# Stated task
Extract each line where the string "structured" shows up.

# Data for processing
■ ■ ■

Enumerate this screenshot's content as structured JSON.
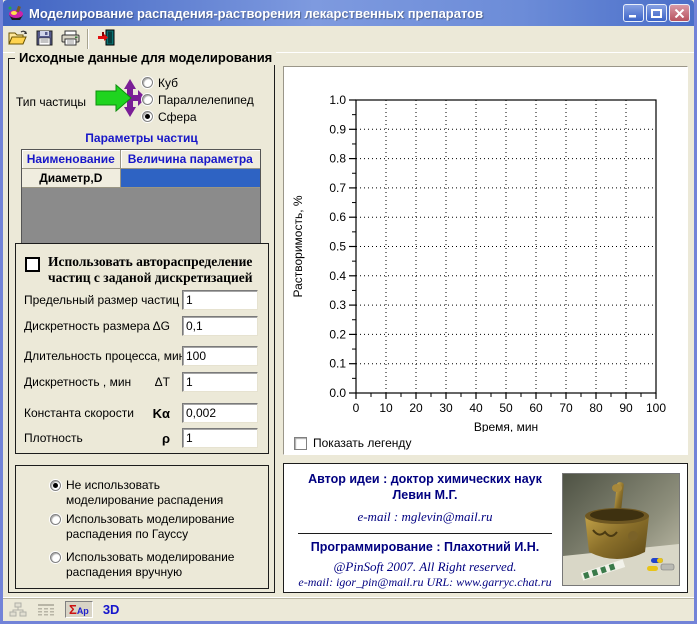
{
  "window": {
    "title": "Моделирование распадения-растворения лекарственных препаратов",
    "controls": {
      "minimize": "minimize",
      "maximize": "maximize",
      "close": "close"
    }
  },
  "toolbar": {
    "buttons": [
      {
        "name": "open-file-button",
        "icon": "open-folder-icon"
      },
      {
        "name": "save-button",
        "icon": "save-floppy-icon"
      },
      {
        "name": "print-button",
        "icon": "printer-icon"
      },
      {
        "name": "exit-button",
        "icon": "exit-door-icon"
      }
    ]
  },
  "input_group": {
    "title": "Исходные данные для моделирования",
    "particle_type": {
      "label": "Тип частицы",
      "icon": "branching-arrows-icon",
      "options": [
        {
          "label": "Куб",
          "selected": false
        },
        {
          "label": "Параллелепипед",
          "selected": false
        },
        {
          "label": "Сфера",
          "selected": true
        }
      ]
    },
    "params_table": {
      "title": "Параметры частиц",
      "headers": [
        "Наименование",
        "Величина параметра"
      ],
      "rows": [
        {
          "name": "Диаметр,D",
          "value": ""
        }
      ]
    },
    "auto_dist": {
      "label": "Использовать автораспределение частиц с заданой дискретизацией",
      "checked": false
    },
    "fields": [
      {
        "label": "Предельный размер частиц G",
        "symbol": "",
        "value": "1",
        "bold_symbol": false
      },
      {
        "label": "Дискретность размера",
        "symbol": "ΔG",
        "value": "0,1",
        "bold_symbol": false
      },
      {
        "label": "Длительность процесса, мин",
        "symbol": "",
        "value": "100",
        "bold_symbol": false
      },
      {
        "label": "Дискретность , мин",
        "symbol": "ΔT",
        "value": "1",
        "bold_symbol": false
      },
      {
        "label": "Константа скорости",
        "symbol": "Kα",
        "value": "0,002",
        "bold_symbol": true
      },
      {
        "label": "Плотность",
        "symbol": "ρ",
        "value": "1",
        "bold_symbol": true
      }
    ],
    "decay_options": [
      {
        "label": "Не использовать моделирование распадения",
        "selected": true
      },
      {
        "label": "Использовать моделирование распадения по Гауссу",
        "selected": false
      },
      {
        "label": "Использовать моделирование распадения вручную",
        "selected": false
      }
    ]
  },
  "chart_data": {
    "type": "line",
    "title": "",
    "xlabel": "Время, мин",
    "ylabel": "Растворимость, %",
    "xlim": [
      0,
      100
    ],
    "ylim": [
      0.0,
      1.0
    ],
    "x_ticks": [
      0,
      10,
      20,
      30,
      40,
      50,
      60,
      70,
      80,
      90,
      100
    ],
    "y_ticks": [
      0.0,
      0.1,
      0.2,
      0.3,
      0.4,
      0.5,
      0.6,
      0.7,
      0.8,
      0.9,
      1.0
    ],
    "x_minor_step": 5,
    "y_minor_step": 0.05,
    "grid": "dotted",
    "legend_visible": false,
    "series": []
  },
  "legend_checkbox": {
    "label": "Показать легенду",
    "checked": false
  },
  "about": {
    "author_line1": "Автор идеи :  доктор химических наук",
    "author_line2": "Левин М.Г.",
    "author_email": "e-mail :  mglevin@mail.ru",
    "programming": "Программирование :  Плахотний И.Н.",
    "copyright": "@PinSoft 2007. All  Right   reserved.",
    "contacts": "e-mail: igor_pin@mail.ru    URL: www.garryc.chat.ru",
    "photo": "mortar-and-pestle-photo"
  },
  "statusbar": {
    "icons": [
      "tree-icon",
      "grid-icon"
    ],
    "sigma_label": "Σ",
    "ap_label": "Ар",
    "threed_label": "3D"
  },
  "colors": {
    "titlebar_blue": "#4A6EC8",
    "window_border": "#7283D8",
    "panel_beige": "#ECE9D8",
    "selected_cell_blue": "#2E63C3",
    "table_text_blue": "#1717C8",
    "navy_text": "#000080",
    "gray_filler": "#8B8B8B"
  }
}
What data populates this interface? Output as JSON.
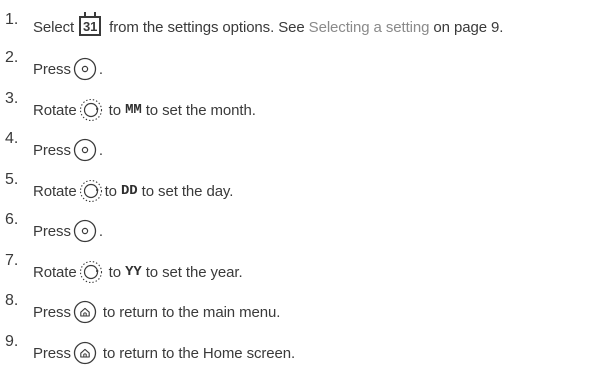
{
  "steps": [
    {
      "num": "1.",
      "pre": "Select",
      "icon_label": "31",
      "post": " from the settings options. See ",
      "link": "Selecting a setting",
      "tail": " on page 9."
    },
    {
      "num": "2.",
      "pre": "Press",
      "post": "."
    },
    {
      "num": "3.",
      "pre": "Rotate",
      "mid": " to ",
      "code": "MM",
      "post": " to set the month."
    },
    {
      "num": "4.",
      "pre": "Press",
      "post": "."
    },
    {
      "num": "5.",
      "pre": "Rotate",
      "mid": "to ",
      "code": "DD",
      "post": " to set the day."
    },
    {
      "num": "6.",
      "pre": "Press",
      "post": "."
    },
    {
      "num": "7.",
      "pre": "Rotate",
      "mid": " to ",
      "code": "YY",
      "post": " to set the year."
    },
    {
      "num": "8.",
      "pre": "Press",
      "post": " to return to the main menu."
    },
    {
      "num": "9.",
      "pre": "Press",
      "post": " to return to the Home screen."
    }
  ],
  "icons": {
    "step1": "calendar-icon",
    "press_button": "select-button-icon",
    "rotate_dial": "rotary-dial-icon",
    "home_button": "home-button-icon"
  },
  "colors": {
    "text": "#3a3a3a",
    "link": "#8a8a8a"
  }
}
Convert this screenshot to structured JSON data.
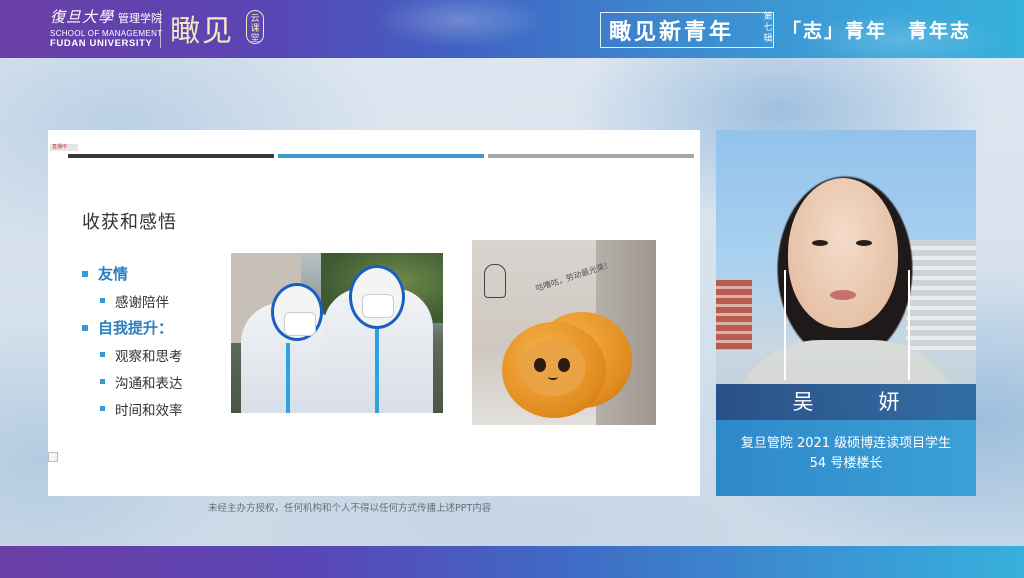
{
  "header": {
    "university_cn": "復旦大學",
    "school_cn": "管理学院",
    "school_en_line1": "SCHOOL OF MANAGEMENT",
    "school_en_line2": "FUDAN UNIVERSITY",
    "series_name": "瞰见",
    "series_badge": "云课堂",
    "program_title": "瞰见新青年",
    "episode": "第七辑",
    "theme": "「志」青年　青年志"
  },
  "slide": {
    "title": "收获和感悟",
    "tag": "直播中",
    "bullets": [
      {
        "level": 1,
        "text": "友情"
      },
      {
        "level": 2,
        "text": "感谢陪伴"
      },
      {
        "level": 1,
        "text": "自我提升："
      },
      {
        "level": 2,
        "text": "观察和思考"
      },
      {
        "level": 2,
        "text": "沟通和表达"
      },
      {
        "level": 2,
        "text": "时间和效率"
      }
    ],
    "photo2_doodle": "咕噜咕，劳动最光荣！"
  },
  "disclaimer": "未经主办方授权，任何机构和个人不得以任何方式传播上述PPT内容",
  "speaker": {
    "name": "吴　妍",
    "caption_line1": "复旦管院 2021 级硕博连读项目学生",
    "caption_line2": "54 号楼楼长"
  },
  "colors": {
    "accent_blue": "#3d9ad0",
    "banner_purple": "#6b3fa6",
    "banner_cyan": "#36b0dc"
  }
}
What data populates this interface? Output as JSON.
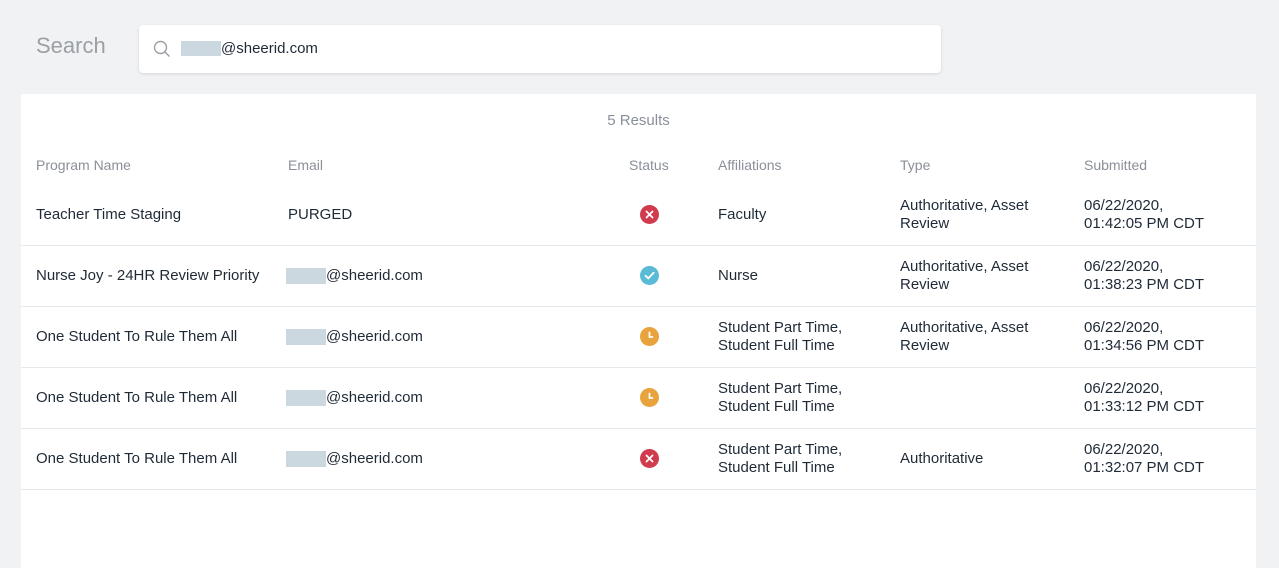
{
  "search": {
    "label": "Search",
    "value_suffix": "@sheerid.com"
  },
  "results": {
    "count_label": "5 Results"
  },
  "columns": [
    "Program Name",
    "Email",
    "Status",
    "Affiliations",
    "Type",
    "Submitted"
  ],
  "status_colors": {
    "rejected": "#d03b4e",
    "verified": "#5bbad5",
    "pending": "#e8a33d"
  },
  "rows": [
    {
      "program": "Teacher Time Staging",
      "email_redacted": false,
      "email": "PURGED",
      "status": "rejected",
      "status_icon": "x-circle-icon",
      "affiliations": [
        "Faculty"
      ],
      "type": [
        "Authoritative, Asset",
        "Review"
      ],
      "submitted": [
        "06/22/2020,",
        "01:42:05 PM CDT"
      ]
    },
    {
      "program": "Nurse Joy - 24HR Review Priority",
      "email_redacted": true,
      "email": "@sheerid.com",
      "status": "verified",
      "status_icon": "check-circle-icon",
      "affiliations": [
        "Nurse"
      ],
      "type": [
        "Authoritative, Asset",
        "Review"
      ],
      "submitted": [
        "06/22/2020,",
        "01:38:23 PM CDT"
      ]
    },
    {
      "program": "One Student To Rule Them All",
      "email_redacted": true,
      "email": "@sheerid.com",
      "status": "pending",
      "status_icon": "clock-icon",
      "affiliations": [
        "Student Part Time,",
        "Student Full Time"
      ],
      "type": [
        "Authoritative, Asset",
        "Review"
      ],
      "submitted": [
        "06/22/2020,",
        "01:34:56 PM CDT"
      ]
    },
    {
      "program": "One Student To Rule Them All",
      "email_redacted": true,
      "email": "@sheerid.com",
      "status": "pending",
      "status_icon": "clock-icon",
      "affiliations": [
        "Student Part Time,",
        "Student Full Time"
      ],
      "type": [],
      "submitted": [
        "06/22/2020,",
        "01:33:12 PM CDT"
      ]
    },
    {
      "program": "One Student To Rule Them All",
      "email_redacted": true,
      "email": "@sheerid.com",
      "status": "rejected",
      "status_icon": "x-circle-icon",
      "affiliations": [
        "Student Part Time,",
        "Student Full Time"
      ],
      "type": [
        "Authoritative"
      ],
      "submitted": [
        "06/22/2020,",
        "01:32:07 PM CDT"
      ]
    }
  ]
}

■ ■ ■

# Response to the exercise
Enumerate this screenshot's content as structured JSON.
Convert this screenshot to structured JSON data.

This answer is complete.